Extracted entries ->
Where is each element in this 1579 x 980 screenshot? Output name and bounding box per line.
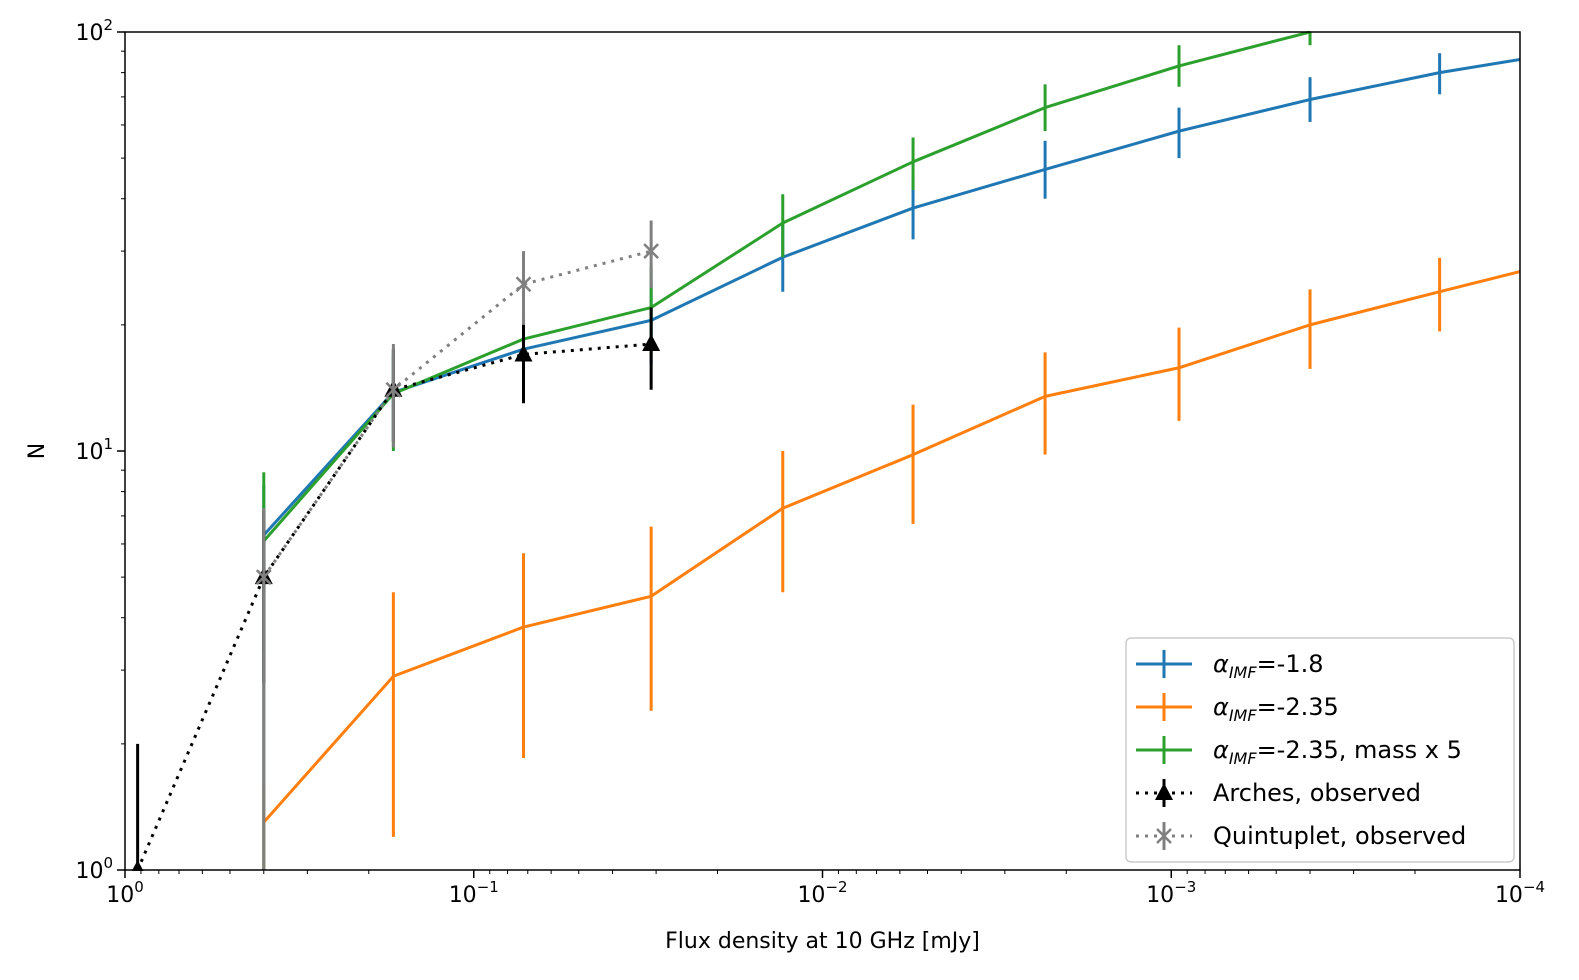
y-tick-label: 101	[75, 435, 113, 465]
y-axis-label: N	[25, 443, 50, 459]
data-point	[131, 860, 144, 871]
legend-swatch-marker	[1155, 783, 1173, 800]
series-2	[262, 31, 1312, 653]
data-point	[514, 344, 533, 362]
legend-item-2: αIMF=-2.35, mass x 5	[1136, 736, 1462, 768]
y-tick-label: 102	[75, 16, 113, 46]
data-point	[255, 569, 272, 586]
x-tick-label: 10−4	[1495, 878, 1545, 908]
legend-swatch-marker	[1156, 828, 1172, 844]
legend-label: αIMF=-2.35, mass x 5	[1213, 736, 1462, 768]
series-line	[262, 31, 1311, 542]
ticks-layer: 100 10−1 10−2 10−3 10−4 100 101 102	[75, 16, 1545, 908]
legend-item-0: αIMF=-1.8	[1136, 650, 1324, 682]
x-axis-label: Flux density at 10 GHz [mJy]	[665, 929, 980, 954]
data-point	[642, 334, 661, 352]
legend-label: αIMF=-2.35	[1213, 693, 1339, 725]
data-point	[643, 243, 660, 259]
legend-label: Quintuplet, observed	[1213, 822, 1466, 850]
legend: αIMF=-1.8 αIMF=-2.35 αIMF=-2.35, mass x 5 A…	[1125, 637, 1515, 863]
data-point	[385, 381, 402, 398]
y-tick-label: 100	[75, 854, 113, 884]
legend-item-4: Quintuplet, observed	[1136, 822, 1466, 850]
legend-item-3: Arches, observed	[1136, 779, 1421, 807]
data-point	[515, 276, 532, 293]
series-line	[262, 249, 652, 578]
legend-box	[1125, 637, 1515, 863]
x-tick-label: 10−3	[1146, 878, 1196, 908]
series-4	[255, 220, 660, 870]
legend-item-1: αIMF=-2.35	[1136, 693, 1339, 725]
series-layer	[131, 31, 1520, 871]
x-tick-label: 100	[106, 878, 144, 908]
legend-label: Arches, observed	[1213, 779, 1421, 807]
x-tick-label: 10−1	[449, 878, 499, 908]
legend-label: αIMF=-1.8	[1213, 650, 1324, 682]
x-tick-label: 10−2	[797, 878, 847, 908]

What the task asks -> Can you write out every line above character for character, leaving out the picture?

The output ->
Where is each element in this 1579 x 980 screenshot? Output name and bounding box per line.
y-tick-label: 101	[75, 435, 113, 465]
y-axis-label: N	[25, 443, 50, 459]
data-point	[131, 860, 144, 871]
legend-swatch-marker	[1155, 783, 1173, 800]
series-2	[262, 31, 1312, 653]
data-point	[514, 344, 533, 362]
legend-item-2: αIMF=-2.35, mass x 5	[1136, 736, 1462, 768]
y-tick-label: 102	[75, 16, 113, 46]
data-point	[255, 569, 272, 586]
x-tick-label: 10−4	[1495, 878, 1545, 908]
legend-swatch-marker	[1156, 828, 1172, 844]
legend-label: αIMF=-2.35, mass x 5	[1213, 736, 1462, 768]
series-line	[262, 31, 1311, 542]
ticks-layer: 100 10−1 10−2 10−3 10−4 100 101 102	[75, 16, 1545, 908]
legend-item-0: αIMF=-1.8	[1136, 650, 1324, 682]
x-axis-label: Flux density at 10 GHz [mJy]	[665, 929, 980, 954]
data-point	[642, 334, 661, 352]
legend-label: αIMF=-2.35	[1213, 693, 1339, 725]
data-point	[643, 243, 660, 259]
legend-label: Quintuplet, observed	[1213, 822, 1466, 850]
legend: αIMF=-1.8 αIMF=-2.35 αIMF=-2.35, mass x 5 A…	[1125, 637, 1515, 863]
data-point	[385, 381, 402, 398]
y-tick-label: 100	[75, 854, 113, 884]
legend-item-4: Quintuplet, observed	[1136, 822, 1466, 850]
legend-item-3: Arches, observed	[1136, 779, 1421, 807]
data-point	[515, 276, 532, 293]
series-line	[262, 249, 652, 578]
legend-box	[1125, 637, 1515, 863]
x-tick-label: 10−3	[1146, 878, 1196, 908]
series-4	[255, 220, 660, 870]
legend-item-1: αIMF=-2.35	[1136, 693, 1339, 725]
series-layer	[131, 31, 1520, 871]
x-tick-label: 100	[106, 878, 144, 908]
legend-label: Arches, observed	[1213, 779, 1421, 807]
x-tick-label: 10−1	[449, 878, 499, 908]
legend-label: αIMF=-1.8	[1213, 650, 1324, 682]
x-tick-label: 10−2	[797, 878, 847, 908]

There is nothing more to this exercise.